◆ Work to be completed
Could you give the data below again, exactly and completely?

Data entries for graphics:
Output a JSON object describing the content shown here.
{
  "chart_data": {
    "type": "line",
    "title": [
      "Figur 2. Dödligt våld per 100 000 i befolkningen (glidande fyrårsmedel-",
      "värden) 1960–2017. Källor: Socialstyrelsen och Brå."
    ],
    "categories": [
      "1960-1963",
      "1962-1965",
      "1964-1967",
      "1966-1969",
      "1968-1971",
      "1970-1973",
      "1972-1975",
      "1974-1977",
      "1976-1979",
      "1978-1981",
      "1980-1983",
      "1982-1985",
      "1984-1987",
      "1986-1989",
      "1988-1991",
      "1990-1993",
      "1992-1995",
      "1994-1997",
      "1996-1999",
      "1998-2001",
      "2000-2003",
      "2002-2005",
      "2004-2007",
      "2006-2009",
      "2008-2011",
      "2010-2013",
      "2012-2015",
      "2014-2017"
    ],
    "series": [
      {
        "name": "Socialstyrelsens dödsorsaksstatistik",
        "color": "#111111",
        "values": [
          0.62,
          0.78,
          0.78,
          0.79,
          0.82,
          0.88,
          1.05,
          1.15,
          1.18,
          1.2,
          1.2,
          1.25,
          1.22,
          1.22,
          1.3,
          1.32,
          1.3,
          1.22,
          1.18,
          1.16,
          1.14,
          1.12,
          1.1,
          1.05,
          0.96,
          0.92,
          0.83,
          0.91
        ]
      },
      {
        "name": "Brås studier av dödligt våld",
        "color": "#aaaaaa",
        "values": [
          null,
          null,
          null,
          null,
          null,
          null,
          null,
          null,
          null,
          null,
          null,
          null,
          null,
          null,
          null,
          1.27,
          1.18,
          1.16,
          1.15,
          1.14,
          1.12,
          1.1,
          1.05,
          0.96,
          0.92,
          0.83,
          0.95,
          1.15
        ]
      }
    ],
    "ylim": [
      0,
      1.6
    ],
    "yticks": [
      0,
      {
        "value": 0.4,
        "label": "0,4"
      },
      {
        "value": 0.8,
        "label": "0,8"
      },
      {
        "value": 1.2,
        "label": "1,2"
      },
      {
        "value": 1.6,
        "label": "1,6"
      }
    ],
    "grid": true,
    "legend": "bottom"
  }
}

◆ Problem solution
Output a JSON object describing the content shown here.
{
  "chart_data": {
    "type": "line",
    "title": [
      "Figur 2. Dödligt våld per 100 000 i befolkningen (glidande fyrårsmedel-",
      "värden) 1960–2017. Källor: Socialstyrelsen och Brå."
    ],
    "categories": [
      "1960-1963",
      "1962-1965",
      "1964-1967",
      "1966-1969",
      "1968-1971",
      "1970-1973",
      "1972-1975",
      "1974-1977",
      "1976-1979",
      "1978-1981",
      "1980-1983",
      "1982-1985",
      "1984-1987",
      "1986-1989",
      "1988-1991",
      "1990-1993",
      "1992-1995",
      "1994-1997",
      "1996-1999",
      "1998-2001",
      "2000-2003",
      "2002-2005",
      "2004-2007",
      "2006-2009",
      "2008-2011",
      "2010-2013",
      "2012-2015",
      "2014-2017"
    ],
    "series": [
      {
        "name": "Socialstyrelsens dödsorsaksstatistik",
        "color": "#111111",
        "values": [
          0.62,
          0.78,
          0.78,
          0.79,
          0.82,
          0.88,
          1.05,
          1.15,
          1.18,
          1.2,
          1.2,
          1.25,
          1.22,
          1.22,
          1.3,
          1.32,
          1.3,
          1.22,
          1.18,
          1.16,
          1.14,
          1.12,
          1.1,
          1.05,
          0.96,
          0.92,
          0.83,
          0.91
        ]
      },
      {
        "name": "Brås studier av dödligt våld",
        "color": "#aaaaaa",
        "values": [
          null,
          null,
          null,
          null,
          null,
          null,
          null,
          null,
          null,
          null,
          null,
          null,
          null,
          null,
          null,
          1.27,
          1.18,
          1.16,
          1.15,
          1.14,
          1.12,
          1.1,
          1.05,
          0.96,
          0.92,
          0.83,
          0.95,
          1.15
        ]
      }
    ],
    "ylim": [
      0,
      1.6
    ],
    "yticks": [
      0,
      {
        "value": 0.4,
        "label": "0,4"
      },
      {
        "value": 0.8,
        "label": "0,8"
      },
      {
        "value": 1.2,
        "label": "1,2"
      },
      {
        "value": 1.6,
        "label": "1,6"
      }
    ],
    "grid": true,
    "legend": "bottom"
  }
}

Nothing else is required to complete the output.